Print the listing that follows, character for character.

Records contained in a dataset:
>>>

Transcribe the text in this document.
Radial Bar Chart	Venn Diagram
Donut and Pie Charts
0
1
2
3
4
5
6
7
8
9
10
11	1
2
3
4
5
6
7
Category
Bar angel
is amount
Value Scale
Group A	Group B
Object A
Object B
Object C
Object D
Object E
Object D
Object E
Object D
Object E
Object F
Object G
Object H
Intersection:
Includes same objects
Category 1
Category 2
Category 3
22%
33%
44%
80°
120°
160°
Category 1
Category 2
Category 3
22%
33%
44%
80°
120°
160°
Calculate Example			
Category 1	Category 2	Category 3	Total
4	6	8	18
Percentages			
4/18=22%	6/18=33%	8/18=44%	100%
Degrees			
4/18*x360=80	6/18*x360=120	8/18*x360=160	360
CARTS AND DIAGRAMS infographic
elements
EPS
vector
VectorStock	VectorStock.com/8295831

<<<

Answer below:
Transcribe the text in this document.
Radial Bar Chart	Venn Diagram
Donut and Pie Charts
0
1
2
3
4
5
6
7
8
9
10
11	1
2
3
4
5
6
7
Category
Bar angel
is amount
Value Scale
Group A	Group B
Object A
Object B
Object C
Object D
Object E
Object D
Object E
Object D
Object E
Object F
Object G
Object H
Intersection:
Includes same objects
Category 1
Category 2
Category 3
22%
33%
44%
80°
120°
160°
Category 1
Category 2
Category 3
22%
33%
44%
80°
120°
160°
Calculate Example			
Category 1	Category 2	Category 3	Total
4	6	8	18
Percentages			
4/18=22%	6/18=33%	8/18=44%	100%
Degrees			
4/18*x360=80	6/18*x360=120	8/18*x360=160	360
CARTS AND DIAGRAMS infographic
elements
EPS
vector
VectorStock	VectorStock.com/8295831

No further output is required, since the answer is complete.